**Goal of the exercise:** Continue the State v. Vance court opinion from the point where it stops.

**Selected excerpt:**
· · · · · · ·
State v. Vance

888 S.W.2d 776, 1994 Tenn. Crim. App. LEXIS 411
CourtCourt of Criminal Appeals of Tennessee
DecidedJuly 7, 1994
StatusPublished
Cited by42 cases

This text of 888 S.W.2d 776 (State v. Vance) is published on Counsel Stack Legal Research, covering Court of Criminal Appeals of Tennessee primary law. Counsel Stack provides free access to over 12 million legal documents including statutes, case law, regulations, and constitutions.

Bluebook
State v. Vance, 888 S.W.2d 776, 1994 Tenn. Crim. App. LEXIS 411 (Tenn. Ct. App. 1994).

Opinion

*777 OPINION

WALTER C. KURTZ, Special Judge *

The defendant, Roy Vance, appeals as of right from his conviction for aggravated burglary (T.C.A. § 39-14-403). The defendant received a sentence of ten (10) years and a fine of Five Thousand Dollars ($5,000.00).

A number of issues are presented for review: (1) was the evidence sufficient to support a conviction; (2) was there a speedy trial violation; (3) was the delay in sentencing justified; (4) did the trial court properly instruct the jury; (5) did the trial court consider the sentencing factors properly; and (6) should the defendant have been provided with a transcript prior to the motion for new trial. Because we reverse on the jury instruction issue, our ruling makes moot all other issues except the speedy trial issue.

Jay Hicks testified that he had known the defendant since grade school and that the defendant had visited him at his home on the evening of July 28,1992. The defendant told Mr. Hicks that he had just lost his job and did not have any money. The victim, Mr. Hicks, was then regularly attending a school which trains truck drivers. The defendant asked Mr. Hicks specific questions concerning when Mr. Hicks left for school in the morning and when he returned in the evening. Mr. Hicks told the defendant that he had school the next day, left home at 5:30 a.m., and returned at 5:30 p.m. in the evening. The defendant also asked for and received Mr. Hicks’ unlisted phone number.

On the morning of July 29,1992, Mr. Hicks decided not to go to school that day because his conversation with the defendant had made him suspicious. That morning, Mr. Hicks’ phone rang repeatedly, and he unplugged the phone so he could go back to sleep. Later, Mr. Hicks heard someone yell and knock on the door. As he looked out the window, Mr. Hicks saw the defendant’s vehicle leave the driveway.

Shortly thereafter, Mr. Hicks heard a vehicle enter the driveway; he then heard a knock on the door and the turning of a doorknob, followed by the sound of breaking glass. At that point, Mr. Hicks picked up a phone and a pistol, ran into the bathroom, and called the Sheriff’s Department. Mr. Hicks heard another window break; he stepped out of the bathroom and found the defendant in his kitchen heading for the kitchen cabinets. Mr. Hicks held the pistol on the defendant until the sheriff arrived. According to Mr. Hicks, the defendant told him he was in the house to borrow a gun because someone tried to kill him the night before.
· · · · · · ·
**Excerpted records:**
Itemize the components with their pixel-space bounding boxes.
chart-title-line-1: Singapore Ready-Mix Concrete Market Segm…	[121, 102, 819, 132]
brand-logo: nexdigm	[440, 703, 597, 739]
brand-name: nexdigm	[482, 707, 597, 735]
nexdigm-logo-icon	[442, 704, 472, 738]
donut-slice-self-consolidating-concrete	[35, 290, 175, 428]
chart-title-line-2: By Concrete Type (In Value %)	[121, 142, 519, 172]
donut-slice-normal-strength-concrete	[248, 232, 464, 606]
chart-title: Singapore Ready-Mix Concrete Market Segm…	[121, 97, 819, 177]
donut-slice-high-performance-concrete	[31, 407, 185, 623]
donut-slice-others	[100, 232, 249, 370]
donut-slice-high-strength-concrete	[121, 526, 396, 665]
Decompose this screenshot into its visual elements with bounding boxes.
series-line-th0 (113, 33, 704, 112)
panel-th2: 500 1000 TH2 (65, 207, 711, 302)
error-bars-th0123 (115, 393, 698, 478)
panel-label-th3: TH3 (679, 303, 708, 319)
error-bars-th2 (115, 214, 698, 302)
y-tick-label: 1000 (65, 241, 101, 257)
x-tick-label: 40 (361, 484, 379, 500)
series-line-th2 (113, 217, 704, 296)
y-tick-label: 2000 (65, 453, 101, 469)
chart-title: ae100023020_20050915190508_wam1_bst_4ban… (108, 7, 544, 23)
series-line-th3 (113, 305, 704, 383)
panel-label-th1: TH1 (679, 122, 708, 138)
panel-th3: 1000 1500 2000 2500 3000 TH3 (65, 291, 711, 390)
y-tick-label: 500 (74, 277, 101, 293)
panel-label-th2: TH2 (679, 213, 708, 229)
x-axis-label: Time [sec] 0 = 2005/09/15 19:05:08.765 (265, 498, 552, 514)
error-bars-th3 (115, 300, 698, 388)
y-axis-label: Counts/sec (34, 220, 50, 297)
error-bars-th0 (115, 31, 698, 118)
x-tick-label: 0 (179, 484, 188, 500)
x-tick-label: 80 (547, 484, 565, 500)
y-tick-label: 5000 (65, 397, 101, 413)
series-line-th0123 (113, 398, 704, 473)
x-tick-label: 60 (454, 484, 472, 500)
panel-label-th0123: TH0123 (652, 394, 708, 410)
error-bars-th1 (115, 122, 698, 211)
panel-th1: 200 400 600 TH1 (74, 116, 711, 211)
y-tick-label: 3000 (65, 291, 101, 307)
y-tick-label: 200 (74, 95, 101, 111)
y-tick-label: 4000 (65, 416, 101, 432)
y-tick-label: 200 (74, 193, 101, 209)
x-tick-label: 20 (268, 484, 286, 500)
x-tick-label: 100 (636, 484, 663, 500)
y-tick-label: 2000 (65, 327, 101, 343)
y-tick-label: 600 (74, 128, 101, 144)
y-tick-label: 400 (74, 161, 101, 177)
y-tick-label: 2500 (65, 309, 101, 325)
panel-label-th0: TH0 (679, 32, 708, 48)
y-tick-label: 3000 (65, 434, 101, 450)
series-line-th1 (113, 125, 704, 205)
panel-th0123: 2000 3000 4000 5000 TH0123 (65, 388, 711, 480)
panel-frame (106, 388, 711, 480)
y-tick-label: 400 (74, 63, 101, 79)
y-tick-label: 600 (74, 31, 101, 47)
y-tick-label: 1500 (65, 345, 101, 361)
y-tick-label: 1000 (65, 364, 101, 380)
· · · · · · ·
**Answer:**
Officer Ron Arnold and Lieutenant William Rogers responded to Mr. Hicks’ call to the Sheriffs Department. After arresting the defendant, Officer Arnold noticed that the defendant’s vehicle was parked off the driveway next to a shed. Officer Arnold testified that the defendant’s vehicle was not visible from the road and could not be seen until coming up to it. Officer Arnold observed the following: the basement window has been knocked out; the basement led up to a closed off back porch and. a door to the kitchen, and a window to the kitchen door had been broken. Officer Arnold also found a broom with small pieces of glass on the handle. Lieutenant Rogers’ testimony supported the observations of Officer Arnold.

The defendant testified that he called Mr. Hicks in the morning and received no answer. He then became worried that something had happened to Mr. Hicks, so he went into the house to check on Mr. Hicks. When there was no answer to his knock, he broke in to determine if Mr. Hicks was injured or ill. The defendant said he had no intent to take anything, but only concern for his friend. He denied making any statement about coming to borrow a gun. Pursuant to T.R.E. 609, the defendant admitted to prior convictions for armed robbery and several burglaries.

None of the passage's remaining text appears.